*TASK INSTRUCTIONS:*
1. Answer these from the Opportunity Areas interview, one per line:
(a) What does the speaker say is different?
(b) Opportunity Areas needed to feel special for what?
(c) About how many Opportunity Areas would the speaker probably have gone with next?
2. Reproduce everything in the Opportunity Areas interview from "That's quite a" down to "inequality in the UK?", word for word.

*SELECTED EXCERPT:*
Had I been in that role longer I would have wanted to get on top of what it takes. Quite early on, I felt the sense of common identity was less strong, and the ability to build physical, personal links between the team was less strong and less easy because of the lack of proximity.

That's quite a unique perspective, I would say, in terms of the cultural, place-based thinking. Is that quite different to the official understanding of place and geographic inequality in the UK?

I think it's the systems thinking that’s different.

I think about this in terms of ecosystem policy. It's understanding that education is impacted by health, which is impacted by community, which is impacted by employment opportunities, and the causality runs both ways between all of those elements. Therefore, in the end, you have to craft something that works on the ground in a real, connected community ecosystem.

What do you see as the solution going forward? There are lots of other areas that are deserving of this kind of attention, clearly.

One of the things I was always conscious of is that Opportunity Areas needed to feel special for each place. You couldn't do them everywhere, otherwise I suspect they might stop feeling special. But I believe you still could do a lot more of them.

Maybe I would have come up with two or three other special, system- led projects – ones that reflected places where things were doing better, but they could still excel further. I certainly wouldn't have left anyone behind.

I'd probably have gone with about 50 Opportunity Areas next, to see how we could get on, optimise those, and then maybe double and double again.

Would you have thought about expanding the time span from three to more years?

They're meant to be ongoing projects, generational projects to deliver generational change. So I would have done both quantity and quality. I'd have done more Opportunity Areas, and I would have woven in the learnings from those already working on the ground in the earlier pilot areas.

*MATERIAL:*
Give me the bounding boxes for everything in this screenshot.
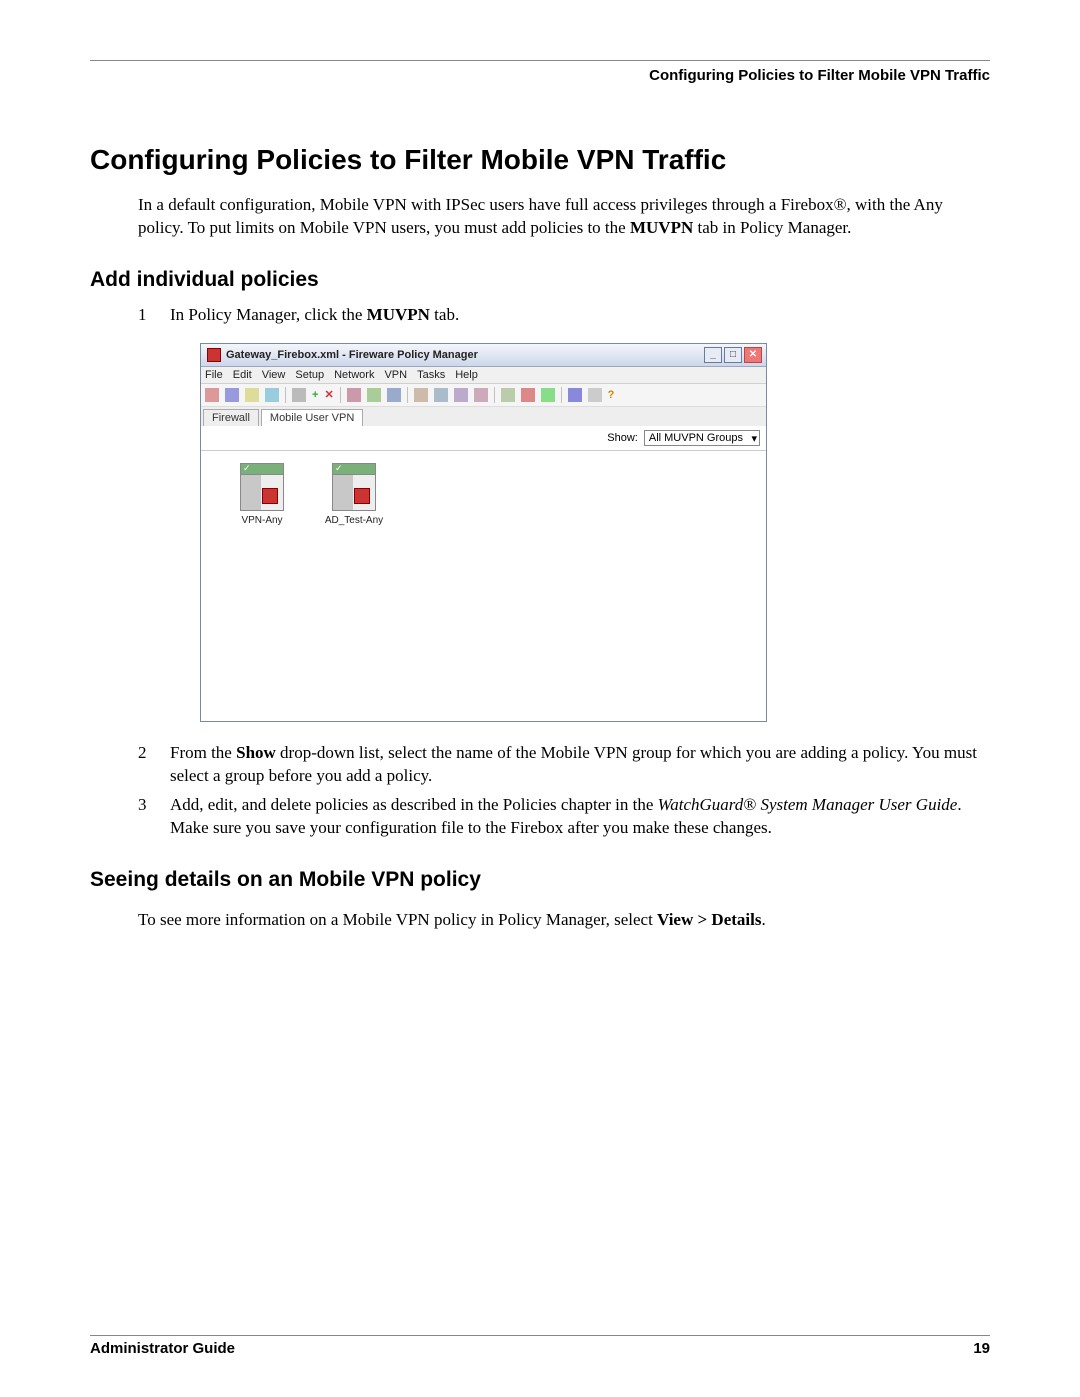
subheading-add-policies: Add individual policies	[90, 268, 990, 292]
menubar: File Edit View Setup Network VPN Tasks H…	[201, 367, 766, 384]
policy-canvas: VPN-Any AD_Test-Any	[201, 451, 766, 721]
show-bar: Show: All MUVPN Groups ▾	[201, 426, 766, 451]
tabbar: Firewall Mobile User VPN	[201, 407, 766, 426]
step2-pre: From the	[170, 743, 236, 762]
toolbar-icon[interactable]	[387, 388, 401, 402]
running-head: Configuring Policies to Filter Mobile VP…	[90, 67, 990, 84]
chevron-down-icon: ▾	[751, 432, 757, 445]
footer-left: Administrator Guide	[90, 1340, 235, 1357]
policy-label: AD_Test-Any	[325, 515, 383, 526]
window-title: Gateway_Firebox.xml - Fireware Policy Ma…	[226, 349, 478, 361]
tab-muvpn[interactable]: Mobile User VPN	[261, 409, 363, 426]
menu-vpn[interactable]: VPN	[384, 369, 407, 381]
titlebar: Gateway_Firebox.xml - Fireware Policy Ma…	[201, 344, 766, 367]
step2-bold: Show	[236, 743, 276, 762]
menu-view[interactable]: View	[262, 369, 286, 381]
footer: Administrator Guide 19	[90, 1335, 990, 1357]
intro-paragraph: In a default configuration, Mobile VPN w…	[138, 194, 990, 240]
toolbar: + ✕ ?	[201, 384, 766, 407]
subheading-seeing-details: Seeing details on an Mobile VPN policy	[90, 868, 990, 892]
menu-network[interactable]: Network	[334, 369, 374, 381]
step1-bold: MUVPN	[367, 305, 430, 324]
toolbar-separator	[561, 387, 562, 403]
plus-icon[interactable]: +	[312, 389, 318, 401]
policy-item[interactable]: VPN-Any	[225, 463, 299, 526]
toolbar-icon[interactable]	[474, 388, 488, 402]
app-icon	[207, 348, 221, 362]
toolbar-icon[interactable]	[347, 388, 361, 402]
policy-item[interactable]: AD_Test-Any	[317, 463, 391, 526]
close-button[interactable]: ✕	[744, 347, 762, 363]
toolbar-separator	[340, 387, 341, 403]
x-icon[interactable]: ✕	[324, 388, 333, 401]
show-value: All MUVPN Groups	[649, 432, 743, 444]
toolbar-icon[interactable]	[225, 388, 239, 402]
step-2: From the Show drop-down list, select the…	[138, 742, 990, 788]
toolbar-icon[interactable]	[541, 388, 555, 402]
show-dropdown[interactable]: All MUVPN Groups ▾	[644, 430, 760, 446]
step1-post: tab.	[430, 305, 459, 324]
intro-post: tab in Policy Manager.	[693, 218, 851, 237]
menu-help[interactable]: Help	[455, 369, 478, 381]
show-label: Show:	[607, 432, 638, 444]
policy-icon	[332, 463, 376, 511]
seeing-bold: View > Details	[657, 910, 761, 929]
policy-label: VPN-Any	[241, 515, 282, 526]
step1-pre: In Policy Manager, click the	[170, 305, 367, 324]
step2-post: drop-down list, select the name of the M…	[170, 743, 977, 785]
toolbar-icon[interactable]	[568, 388, 582, 402]
toolbar-icon[interactable]	[454, 388, 468, 402]
step3-pre: Add, edit, and delete policies as descri…	[170, 795, 658, 814]
page-number: 19	[973, 1340, 990, 1357]
section-title: Configuring Policies to Filter Mobile VP…	[90, 144, 990, 176]
seeing-post: .	[761, 910, 765, 929]
toolbar-icon[interactable]	[205, 388, 219, 402]
seeing-paragraph: To see more information on a Mobile VPN …	[138, 909, 990, 932]
menu-edit[interactable]: Edit	[233, 369, 252, 381]
step-1: In Policy Manager, click the MUVPN tab.	[138, 304, 990, 327]
toolbar-separator	[407, 387, 408, 403]
toolbar-separator	[285, 387, 286, 403]
toolbar-icon[interactable]	[245, 388, 259, 402]
toolbar-icon[interactable]	[501, 388, 515, 402]
tab-firewall[interactable]: Firewall	[203, 409, 259, 426]
toolbar-icon[interactable]	[434, 388, 448, 402]
step-3: Add, edit, and delete policies as descri…	[138, 794, 990, 840]
app-window: Gateway_Firebox.xml - Fireware Policy Ma…	[200, 343, 767, 722]
filter-icon[interactable]	[292, 388, 306, 402]
seeing-pre: To see more information on a Mobile VPN …	[138, 910, 657, 929]
maximize-button[interactable]: □	[724, 347, 742, 363]
step3-ital: WatchGuard® System Manager User Guide	[658, 795, 958, 814]
menu-setup[interactable]: Setup	[295, 369, 324, 381]
help-icon[interactable]: ?	[608, 389, 615, 401]
toolbar-icon[interactable]	[367, 388, 381, 402]
policy-icon	[240, 463, 284, 511]
intro-bold: MUVPN	[630, 218, 693, 237]
toolbar-icon[interactable]	[414, 388, 428, 402]
toolbar-icon[interactable]	[265, 388, 279, 402]
toolbar-icon[interactable]	[588, 388, 602, 402]
minimize-button[interactable]: _	[704, 347, 722, 363]
screenshot: Gateway_Firebox.xml - Fireware Policy Ma…	[200, 343, 990, 722]
toolbar-icon[interactable]	[521, 388, 535, 402]
menu-file[interactable]: File	[205, 369, 223, 381]
toolbar-separator	[494, 387, 495, 403]
menu-tasks[interactable]: Tasks	[417, 369, 445, 381]
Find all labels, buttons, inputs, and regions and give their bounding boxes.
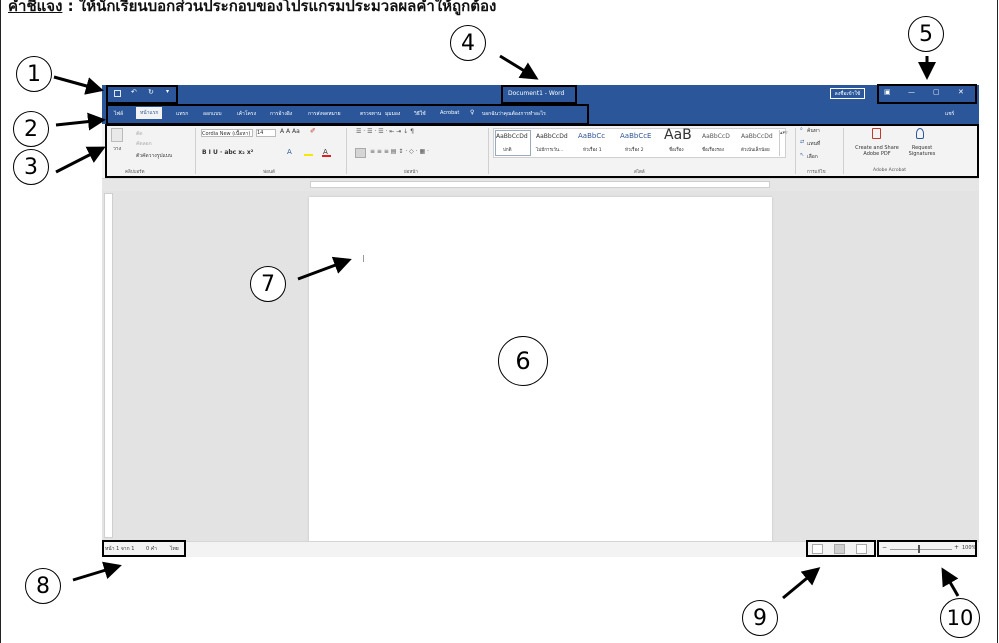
callout-1: 1 (16, 56, 52, 92)
arrow-4 (499, 54, 539, 80)
callout-4: 4 (450, 25, 486, 61)
arrow-3 (55, 146, 106, 174)
callout-arrows (53, 54, 960, 600)
callout-5: 5 (908, 16, 944, 52)
callout-3: 3 (13, 149, 49, 185)
arrow-8 (72, 561, 122, 582)
arrow-10 (941, 567, 960, 597)
callout-7: 7 (250, 266, 286, 302)
arrow-1 (53, 75, 104, 95)
callout-10: 10 (940, 598, 980, 638)
callout-9: 9 (742, 600, 778, 636)
arrow-7 (297, 256, 352, 281)
arrow-2 (55, 112, 106, 131)
callout-6: 6 (498, 336, 548, 386)
arrow-9 (782, 567, 821, 600)
callout-8: 8 (25, 568, 61, 604)
callout-2: 2 (13, 111, 49, 147)
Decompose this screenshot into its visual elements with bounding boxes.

*THE REPLIES:*
1.
(a) The systems thinking.
(b) For each place.
(c) About 50.

2.
That's quite a unique perspective, I would say, in terms of the cultural, place-based thinking. Is that quite different to the official understanding of place and geographic inequality in the UK?